• Direction:
Tally the lines holding the string "Microsoft" and reply with that number alone.
────────────────────
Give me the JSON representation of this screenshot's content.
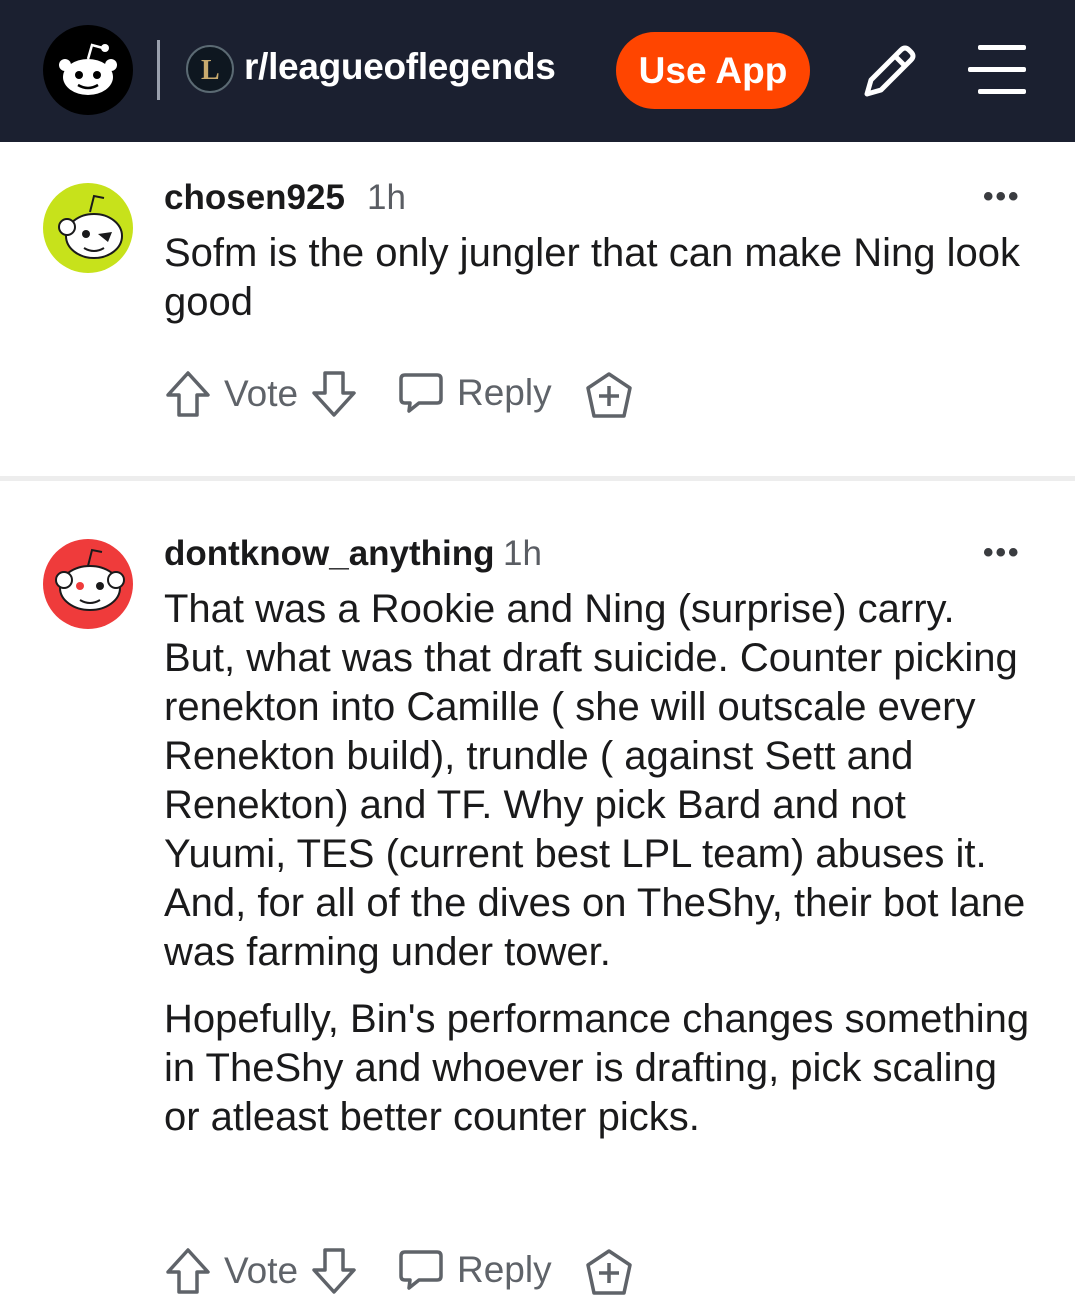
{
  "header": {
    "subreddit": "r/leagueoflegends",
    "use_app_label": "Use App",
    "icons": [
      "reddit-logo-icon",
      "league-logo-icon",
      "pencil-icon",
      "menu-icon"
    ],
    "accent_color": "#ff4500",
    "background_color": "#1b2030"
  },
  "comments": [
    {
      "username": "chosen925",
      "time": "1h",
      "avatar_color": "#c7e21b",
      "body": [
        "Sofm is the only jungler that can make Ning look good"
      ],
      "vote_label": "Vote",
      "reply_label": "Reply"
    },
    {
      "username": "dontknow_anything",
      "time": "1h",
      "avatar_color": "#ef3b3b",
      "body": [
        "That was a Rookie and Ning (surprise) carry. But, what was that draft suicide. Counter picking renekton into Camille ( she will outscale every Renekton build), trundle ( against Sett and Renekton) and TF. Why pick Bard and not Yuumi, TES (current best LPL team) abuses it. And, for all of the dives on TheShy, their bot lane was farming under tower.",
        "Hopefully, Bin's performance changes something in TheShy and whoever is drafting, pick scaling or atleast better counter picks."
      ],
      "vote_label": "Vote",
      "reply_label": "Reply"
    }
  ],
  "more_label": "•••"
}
────────────────────
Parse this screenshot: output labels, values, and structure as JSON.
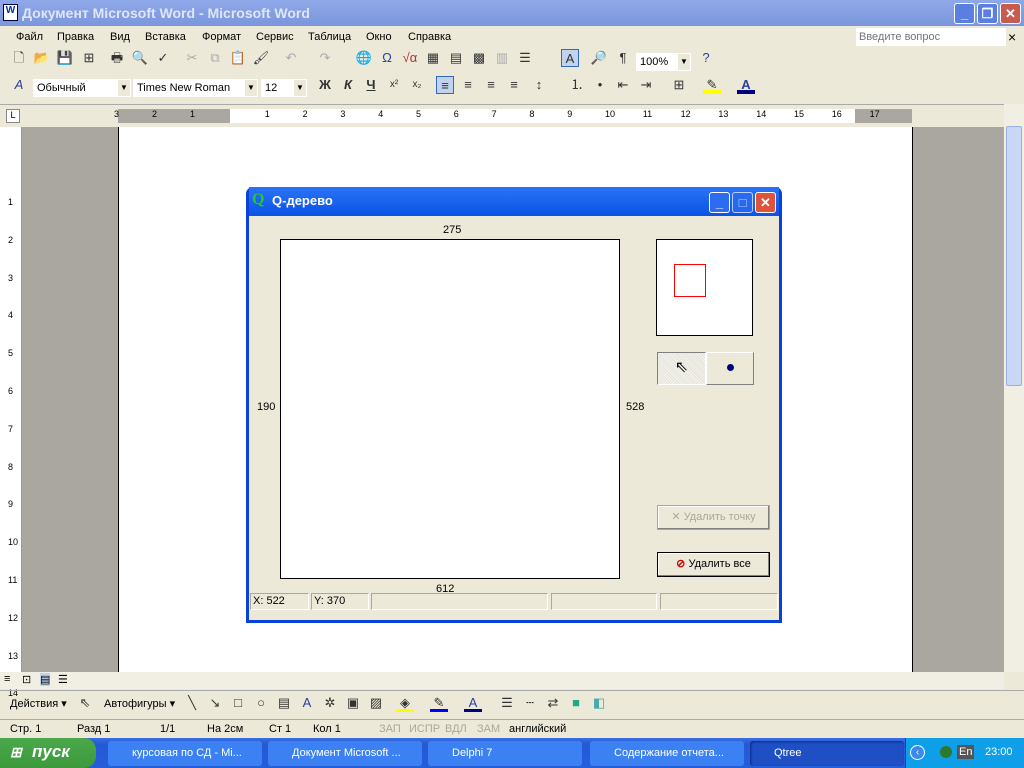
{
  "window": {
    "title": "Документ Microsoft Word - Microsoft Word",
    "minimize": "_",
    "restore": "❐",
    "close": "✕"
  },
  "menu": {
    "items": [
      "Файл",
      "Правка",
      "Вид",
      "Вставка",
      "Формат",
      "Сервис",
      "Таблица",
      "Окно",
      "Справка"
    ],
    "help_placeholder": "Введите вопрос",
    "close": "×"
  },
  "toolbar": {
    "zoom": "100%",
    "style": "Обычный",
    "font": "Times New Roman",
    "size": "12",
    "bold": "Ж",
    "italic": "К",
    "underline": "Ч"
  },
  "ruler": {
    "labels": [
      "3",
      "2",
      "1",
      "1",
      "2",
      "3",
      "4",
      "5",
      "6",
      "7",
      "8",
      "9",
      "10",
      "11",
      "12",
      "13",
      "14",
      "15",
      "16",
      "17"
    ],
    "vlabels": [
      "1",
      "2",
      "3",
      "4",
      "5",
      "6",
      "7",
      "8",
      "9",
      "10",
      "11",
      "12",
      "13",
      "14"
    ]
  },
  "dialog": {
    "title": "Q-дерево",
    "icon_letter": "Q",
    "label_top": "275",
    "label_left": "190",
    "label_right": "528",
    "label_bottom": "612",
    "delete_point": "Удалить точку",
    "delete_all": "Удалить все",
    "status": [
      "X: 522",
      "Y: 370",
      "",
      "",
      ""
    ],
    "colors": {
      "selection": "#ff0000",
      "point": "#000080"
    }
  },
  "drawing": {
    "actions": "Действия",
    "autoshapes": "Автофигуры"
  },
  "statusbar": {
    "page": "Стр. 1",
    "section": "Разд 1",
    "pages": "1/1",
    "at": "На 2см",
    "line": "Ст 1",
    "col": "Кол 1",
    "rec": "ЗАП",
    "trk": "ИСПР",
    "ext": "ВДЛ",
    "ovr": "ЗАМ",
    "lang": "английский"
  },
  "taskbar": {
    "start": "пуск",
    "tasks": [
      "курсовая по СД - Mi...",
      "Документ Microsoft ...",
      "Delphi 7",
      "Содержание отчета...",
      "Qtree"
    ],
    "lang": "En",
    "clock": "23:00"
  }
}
────────────────────
• Reply:
2